GIVEN INSTRUCTION
Each line that includes "symbol" counts once; give the total and nothing besides.

DATA FOR PROCESSING

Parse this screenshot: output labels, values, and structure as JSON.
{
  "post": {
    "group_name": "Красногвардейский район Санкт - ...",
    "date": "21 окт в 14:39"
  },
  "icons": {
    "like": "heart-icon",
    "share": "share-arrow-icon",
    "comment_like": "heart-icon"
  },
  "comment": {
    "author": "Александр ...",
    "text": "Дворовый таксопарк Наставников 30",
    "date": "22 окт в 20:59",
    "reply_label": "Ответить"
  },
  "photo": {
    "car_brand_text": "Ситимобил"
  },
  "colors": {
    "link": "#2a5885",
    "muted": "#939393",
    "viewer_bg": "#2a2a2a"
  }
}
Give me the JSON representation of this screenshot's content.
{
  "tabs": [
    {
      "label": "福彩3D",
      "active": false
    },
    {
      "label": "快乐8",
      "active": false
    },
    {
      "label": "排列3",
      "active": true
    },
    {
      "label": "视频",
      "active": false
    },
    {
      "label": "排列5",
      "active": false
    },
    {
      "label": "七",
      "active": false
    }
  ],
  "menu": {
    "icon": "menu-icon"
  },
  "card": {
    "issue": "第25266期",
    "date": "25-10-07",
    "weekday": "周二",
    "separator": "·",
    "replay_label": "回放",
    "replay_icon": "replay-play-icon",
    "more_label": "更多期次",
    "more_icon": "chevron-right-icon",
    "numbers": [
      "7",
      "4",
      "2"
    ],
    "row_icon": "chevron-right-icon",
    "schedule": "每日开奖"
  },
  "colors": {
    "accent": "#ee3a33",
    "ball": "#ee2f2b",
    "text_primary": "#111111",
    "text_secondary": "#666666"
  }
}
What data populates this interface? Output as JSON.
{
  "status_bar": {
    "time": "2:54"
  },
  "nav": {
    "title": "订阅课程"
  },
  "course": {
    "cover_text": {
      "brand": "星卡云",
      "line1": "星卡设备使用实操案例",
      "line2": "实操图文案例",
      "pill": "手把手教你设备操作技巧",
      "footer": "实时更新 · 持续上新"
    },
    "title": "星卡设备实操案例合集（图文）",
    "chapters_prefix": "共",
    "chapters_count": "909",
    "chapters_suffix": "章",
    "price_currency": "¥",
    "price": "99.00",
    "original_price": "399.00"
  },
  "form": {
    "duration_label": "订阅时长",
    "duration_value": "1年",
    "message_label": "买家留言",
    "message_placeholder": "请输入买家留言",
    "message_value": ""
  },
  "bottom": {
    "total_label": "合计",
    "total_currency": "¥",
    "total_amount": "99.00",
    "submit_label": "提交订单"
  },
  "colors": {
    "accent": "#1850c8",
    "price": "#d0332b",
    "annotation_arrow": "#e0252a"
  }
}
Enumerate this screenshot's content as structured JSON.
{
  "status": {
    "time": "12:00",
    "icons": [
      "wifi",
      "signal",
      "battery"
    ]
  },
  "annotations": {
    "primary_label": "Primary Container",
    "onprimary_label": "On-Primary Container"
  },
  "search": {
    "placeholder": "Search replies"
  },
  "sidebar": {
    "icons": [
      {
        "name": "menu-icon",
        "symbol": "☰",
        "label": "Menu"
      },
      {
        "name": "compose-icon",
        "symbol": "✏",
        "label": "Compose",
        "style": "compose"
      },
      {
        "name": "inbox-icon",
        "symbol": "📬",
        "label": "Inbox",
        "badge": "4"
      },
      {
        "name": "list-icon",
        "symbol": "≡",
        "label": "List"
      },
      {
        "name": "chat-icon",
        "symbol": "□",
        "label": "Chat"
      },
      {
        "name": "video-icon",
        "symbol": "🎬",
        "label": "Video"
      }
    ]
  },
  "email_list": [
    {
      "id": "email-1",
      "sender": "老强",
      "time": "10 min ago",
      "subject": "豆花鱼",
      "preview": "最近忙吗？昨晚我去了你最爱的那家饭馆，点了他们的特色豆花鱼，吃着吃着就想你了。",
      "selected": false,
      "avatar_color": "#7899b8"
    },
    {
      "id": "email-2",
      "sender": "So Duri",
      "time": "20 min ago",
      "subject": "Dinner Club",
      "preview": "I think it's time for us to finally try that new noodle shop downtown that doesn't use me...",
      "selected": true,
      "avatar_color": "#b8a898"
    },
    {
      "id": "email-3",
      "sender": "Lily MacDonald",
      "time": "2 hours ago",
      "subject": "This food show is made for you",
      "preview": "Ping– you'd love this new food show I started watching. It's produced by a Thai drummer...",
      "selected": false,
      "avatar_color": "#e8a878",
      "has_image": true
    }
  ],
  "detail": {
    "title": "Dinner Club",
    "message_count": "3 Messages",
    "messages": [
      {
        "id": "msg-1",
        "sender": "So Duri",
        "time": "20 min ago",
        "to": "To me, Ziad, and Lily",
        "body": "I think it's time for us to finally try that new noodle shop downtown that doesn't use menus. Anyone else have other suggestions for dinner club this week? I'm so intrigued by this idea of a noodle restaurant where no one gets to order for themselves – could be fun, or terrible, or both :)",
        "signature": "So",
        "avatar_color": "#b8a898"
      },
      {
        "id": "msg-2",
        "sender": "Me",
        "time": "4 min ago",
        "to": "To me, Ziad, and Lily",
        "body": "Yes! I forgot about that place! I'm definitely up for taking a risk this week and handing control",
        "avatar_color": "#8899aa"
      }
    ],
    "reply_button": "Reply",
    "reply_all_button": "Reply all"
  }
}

--

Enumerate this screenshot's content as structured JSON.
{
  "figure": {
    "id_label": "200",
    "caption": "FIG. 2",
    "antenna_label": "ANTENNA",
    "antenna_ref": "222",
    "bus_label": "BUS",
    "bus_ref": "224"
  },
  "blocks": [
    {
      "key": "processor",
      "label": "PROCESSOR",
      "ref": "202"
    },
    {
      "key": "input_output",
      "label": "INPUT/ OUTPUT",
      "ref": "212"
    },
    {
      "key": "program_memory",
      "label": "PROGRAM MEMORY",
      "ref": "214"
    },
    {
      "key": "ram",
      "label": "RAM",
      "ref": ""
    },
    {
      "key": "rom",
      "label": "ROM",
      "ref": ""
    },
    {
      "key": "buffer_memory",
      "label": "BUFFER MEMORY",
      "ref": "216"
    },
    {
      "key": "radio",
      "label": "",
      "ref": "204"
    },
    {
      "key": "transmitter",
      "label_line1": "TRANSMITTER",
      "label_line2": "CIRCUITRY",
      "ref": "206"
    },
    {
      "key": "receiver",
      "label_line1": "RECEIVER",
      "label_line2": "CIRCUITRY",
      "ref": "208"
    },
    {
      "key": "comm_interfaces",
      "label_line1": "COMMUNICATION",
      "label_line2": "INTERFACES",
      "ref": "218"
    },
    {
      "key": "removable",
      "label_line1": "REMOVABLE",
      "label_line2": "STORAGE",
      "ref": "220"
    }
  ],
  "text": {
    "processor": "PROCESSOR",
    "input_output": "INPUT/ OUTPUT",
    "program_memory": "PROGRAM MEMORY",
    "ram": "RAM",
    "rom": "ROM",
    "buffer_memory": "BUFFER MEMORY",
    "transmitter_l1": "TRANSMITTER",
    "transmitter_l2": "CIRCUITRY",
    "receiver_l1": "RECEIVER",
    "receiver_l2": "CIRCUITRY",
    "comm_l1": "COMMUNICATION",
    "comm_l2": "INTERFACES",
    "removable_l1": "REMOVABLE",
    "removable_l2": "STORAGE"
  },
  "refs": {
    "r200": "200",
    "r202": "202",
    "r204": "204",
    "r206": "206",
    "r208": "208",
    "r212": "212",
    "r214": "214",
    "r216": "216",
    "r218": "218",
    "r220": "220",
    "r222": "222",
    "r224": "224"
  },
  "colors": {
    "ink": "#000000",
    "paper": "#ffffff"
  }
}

==

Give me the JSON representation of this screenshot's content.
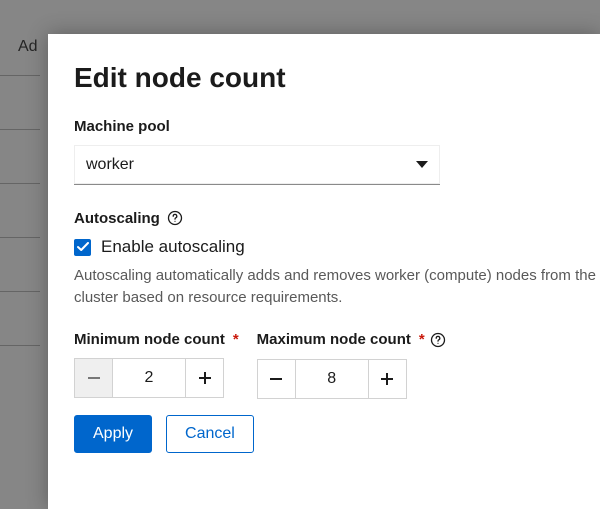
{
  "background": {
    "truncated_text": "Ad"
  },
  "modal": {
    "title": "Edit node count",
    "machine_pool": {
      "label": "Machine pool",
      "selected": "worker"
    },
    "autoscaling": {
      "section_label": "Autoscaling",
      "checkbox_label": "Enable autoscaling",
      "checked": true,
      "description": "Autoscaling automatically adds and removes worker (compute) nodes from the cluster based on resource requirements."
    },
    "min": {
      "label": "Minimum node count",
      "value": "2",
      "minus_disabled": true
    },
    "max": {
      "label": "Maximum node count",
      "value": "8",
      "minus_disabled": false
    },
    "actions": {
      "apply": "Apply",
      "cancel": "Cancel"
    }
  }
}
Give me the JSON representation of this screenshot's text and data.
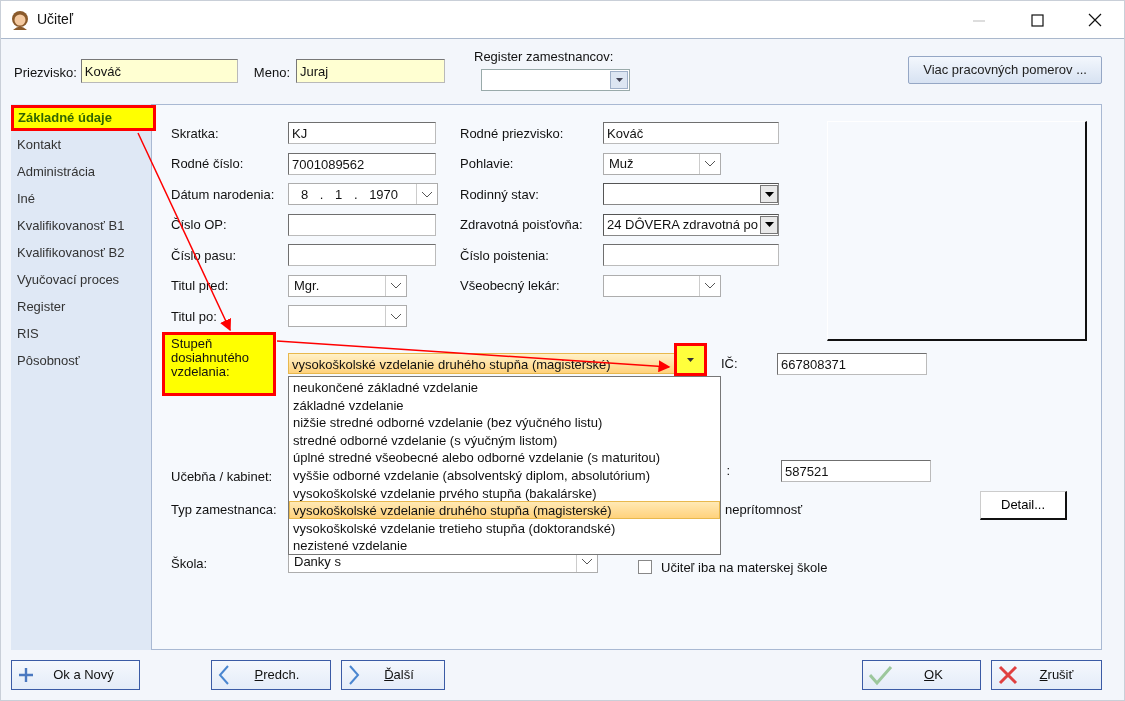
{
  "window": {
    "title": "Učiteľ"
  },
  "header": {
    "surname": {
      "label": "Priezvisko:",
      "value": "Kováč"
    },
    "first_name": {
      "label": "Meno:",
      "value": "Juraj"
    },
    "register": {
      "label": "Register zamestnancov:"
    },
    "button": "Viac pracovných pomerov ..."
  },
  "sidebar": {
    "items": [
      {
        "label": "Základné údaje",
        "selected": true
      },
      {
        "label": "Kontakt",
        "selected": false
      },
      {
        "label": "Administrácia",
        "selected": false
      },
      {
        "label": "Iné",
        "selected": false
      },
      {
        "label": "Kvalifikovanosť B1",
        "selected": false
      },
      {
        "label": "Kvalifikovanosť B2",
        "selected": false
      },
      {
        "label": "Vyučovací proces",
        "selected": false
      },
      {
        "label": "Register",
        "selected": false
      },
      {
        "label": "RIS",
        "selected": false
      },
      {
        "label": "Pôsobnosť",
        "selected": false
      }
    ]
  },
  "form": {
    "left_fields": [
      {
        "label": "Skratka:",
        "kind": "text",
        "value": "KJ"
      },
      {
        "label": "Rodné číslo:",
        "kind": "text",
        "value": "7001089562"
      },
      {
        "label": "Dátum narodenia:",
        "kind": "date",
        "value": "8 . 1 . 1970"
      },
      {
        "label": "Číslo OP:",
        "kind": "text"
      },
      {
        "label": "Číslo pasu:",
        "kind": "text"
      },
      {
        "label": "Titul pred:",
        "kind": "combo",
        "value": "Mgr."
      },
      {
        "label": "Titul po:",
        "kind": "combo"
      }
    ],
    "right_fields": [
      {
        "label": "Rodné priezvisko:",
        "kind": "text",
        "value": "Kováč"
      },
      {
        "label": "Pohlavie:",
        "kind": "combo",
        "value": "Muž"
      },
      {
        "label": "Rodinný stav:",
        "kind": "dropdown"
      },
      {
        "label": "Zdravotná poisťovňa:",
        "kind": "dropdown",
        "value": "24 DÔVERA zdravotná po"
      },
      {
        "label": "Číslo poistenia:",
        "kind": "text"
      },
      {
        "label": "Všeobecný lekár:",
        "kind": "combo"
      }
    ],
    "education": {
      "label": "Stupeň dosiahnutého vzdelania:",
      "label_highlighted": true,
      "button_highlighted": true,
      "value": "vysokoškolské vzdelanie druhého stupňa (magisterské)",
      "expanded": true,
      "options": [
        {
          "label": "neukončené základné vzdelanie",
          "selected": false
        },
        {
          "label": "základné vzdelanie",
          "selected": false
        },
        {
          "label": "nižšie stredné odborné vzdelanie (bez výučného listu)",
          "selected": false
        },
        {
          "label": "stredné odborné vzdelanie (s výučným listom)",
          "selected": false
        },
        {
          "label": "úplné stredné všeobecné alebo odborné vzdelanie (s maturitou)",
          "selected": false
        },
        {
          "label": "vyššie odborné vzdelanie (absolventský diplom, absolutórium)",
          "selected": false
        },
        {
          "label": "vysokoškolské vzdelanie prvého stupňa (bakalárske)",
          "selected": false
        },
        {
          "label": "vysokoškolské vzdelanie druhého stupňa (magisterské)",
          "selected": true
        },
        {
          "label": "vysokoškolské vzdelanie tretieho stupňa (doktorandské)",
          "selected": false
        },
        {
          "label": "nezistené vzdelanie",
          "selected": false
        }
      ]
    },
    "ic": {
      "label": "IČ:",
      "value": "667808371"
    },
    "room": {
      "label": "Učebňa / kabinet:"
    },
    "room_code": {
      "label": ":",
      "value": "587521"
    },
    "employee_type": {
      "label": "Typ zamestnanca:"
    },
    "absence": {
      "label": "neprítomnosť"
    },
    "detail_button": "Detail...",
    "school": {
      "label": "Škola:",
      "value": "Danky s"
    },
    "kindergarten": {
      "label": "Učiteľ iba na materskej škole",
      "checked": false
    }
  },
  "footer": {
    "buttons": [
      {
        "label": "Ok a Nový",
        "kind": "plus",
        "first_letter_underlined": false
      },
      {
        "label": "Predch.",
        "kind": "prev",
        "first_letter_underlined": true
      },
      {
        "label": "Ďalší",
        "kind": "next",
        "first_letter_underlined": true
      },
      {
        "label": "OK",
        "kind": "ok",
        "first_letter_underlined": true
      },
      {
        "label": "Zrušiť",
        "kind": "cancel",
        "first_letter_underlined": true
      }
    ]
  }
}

RESULT OF THIS EXERCISE
6